Supplied records

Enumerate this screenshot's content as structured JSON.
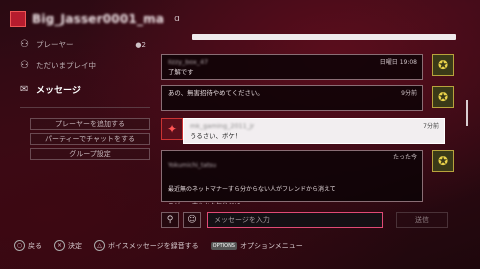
{
  "header": {
    "name": "Big_Jasser0001_ma",
    "badge": "ɑ"
  },
  "sidebar": {
    "items": [
      {
        "label": "プレーヤー",
        "count": "2",
        "icon": "people-icon"
      },
      {
        "label": "ただいまプレイ中",
        "icon": "gamepad-icon"
      },
      {
        "label": "メッセージ",
        "icon": "message-icon"
      }
    ],
    "buttons": [
      "プレーヤーを追加する",
      "パーティーでチャットをする",
      "グループ設定"
    ]
  },
  "messages": [
    {
      "sender": "lizzy_box_47",
      "time": "日曜日 19:08",
      "text": "了解です",
      "side": "right"
    },
    {
      "sender": "",
      "time": "9分前",
      "text": "あの、無害招待やめてください。",
      "side": "right"
    },
    {
      "sender": "mk_gaming_2011_jr",
      "time": "7分前",
      "text": "うるさい、ボケ！",
      "side": "left"
    },
    {
      "sender": "Yokumichi_tatsu",
      "time": "たった今",
      "text": "最近無のネットマナーすら分からない人がフレンドから消えて\n\nスゲーッ爽やかな気分だぜ\n新しいパンツをはいたばかりの正月元旦の朝のようによォ〜〜〜〜〜〜〜〜〜っ",
      "side": "right"
    }
  ],
  "input": {
    "placeholder": "メッセージを入力",
    "send_label": "送信"
  },
  "footer": [
    {
      "key": "○",
      "label": "戻る"
    },
    {
      "key": "×",
      "label": "決定"
    },
    {
      "key": "△",
      "label": "ボイスメッセージを録音する"
    },
    {
      "key": "OPTIONS",
      "label": "オプションメニュー"
    }
  ]
}
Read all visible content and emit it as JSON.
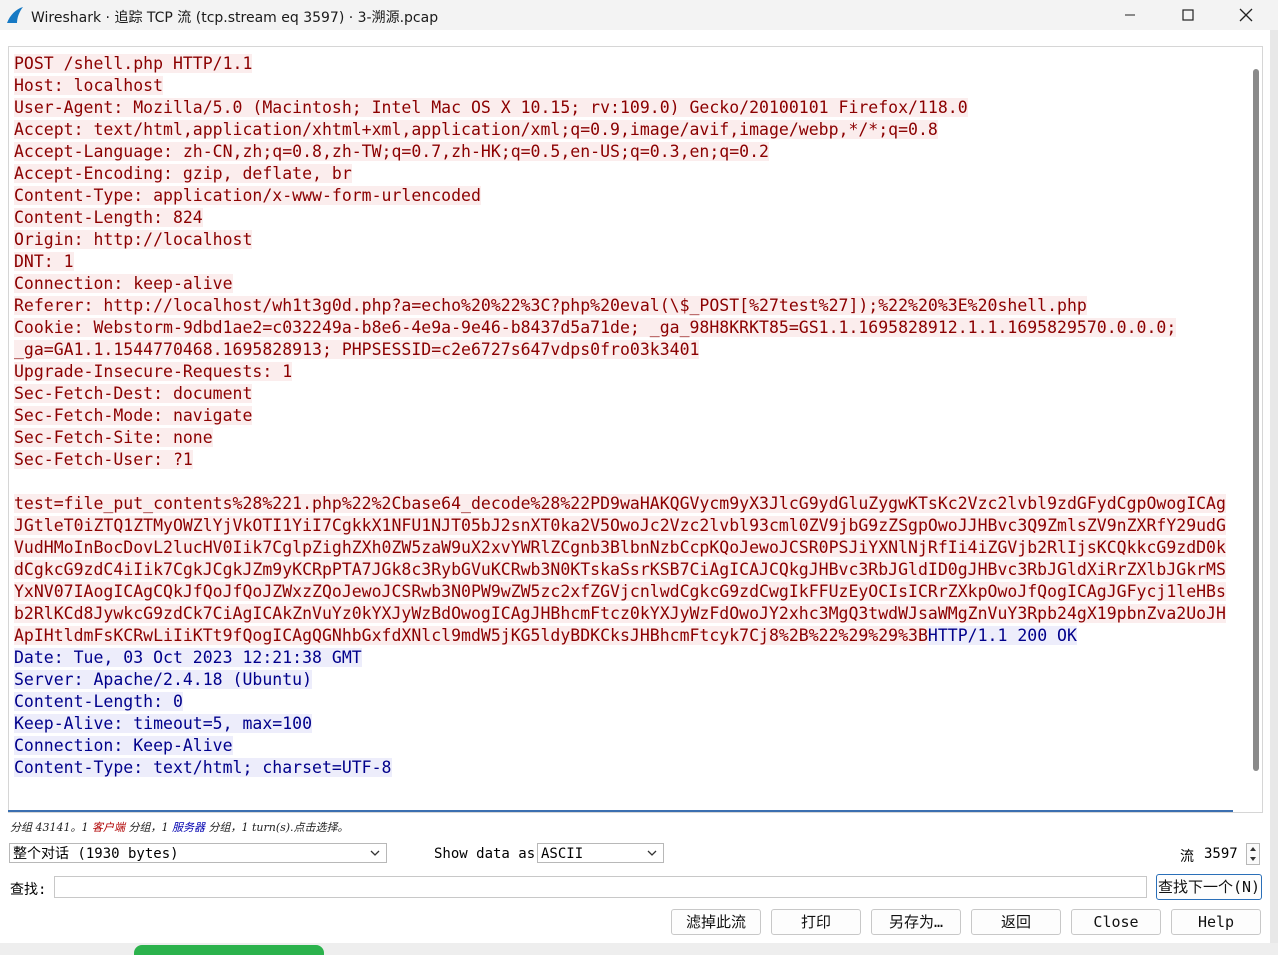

What needs to be done
Set the entries down again exactly. Do not include the images.

Right answer
Enumerate this screenshot's content as structured JSON.
{
  "header": {
    "name": "Big_Jasser0001_ma",
    "badge": "ɑ"
  },
  "sidebar": {
    "items": [
      {
        "label": "プレーヤー",
        "count": "2",
        "icon": "people-icon"
      },
      {
        "label": "ただいまプレイ中",
        "icon": "gamepad-icon"
      },
      {
        "label": "メッセージ",
        "icon": "message-icon"
      }
    ],
    "buttons": [
      "プレーヤーを追加する",
      "パーティーでチャットをする",
      "グループ設定"
    ]
  },
  "messages": [
    {
      "sender": "lizzy_box_47",
      "time": "日曜日 19:08",
      "text": "了解です",
      "side": "right"
    },
    {
      "sender": "",
      "time": "9分前",
      "text": "あの、無害招待やめてください。",
      "side": "right"
    },
    {
      "sender": "mk_gaming_2011_jr",
      "time": "7分前",
      "text": "うるさい、ボケ！",
      "side": "left"
    },
    {
      "sender": "Yokumichi_tatsu",
      "time": "たった今",
      "text": "最近無のネットマナーすら分からない人がフレンドから消えて\n\nスゲーッ爽やかな気分だぜ\n新しいパンツをはいたばかりの正月元旦の朝のようによォ〜〜〜〜〜〜〜〜〜っ",
      "side": "right"
    }
  ],
  "input": {
    "placeholder": "メッセージを入力",
    "send_label": "送信"
  },
  "footer": [
    {
      "key": "○",
      "label": "戻る"
    },
    {
      "key": "×",
      "label": "決定"
    },
    {
      "key": "△",
      "label": "ボイスメッセージを録音する"
    },
    {
      "key": "OPTIONS",
      "label": "オプションメニュー"
    }
  ]
}
Read all visible content and emit it as JSON.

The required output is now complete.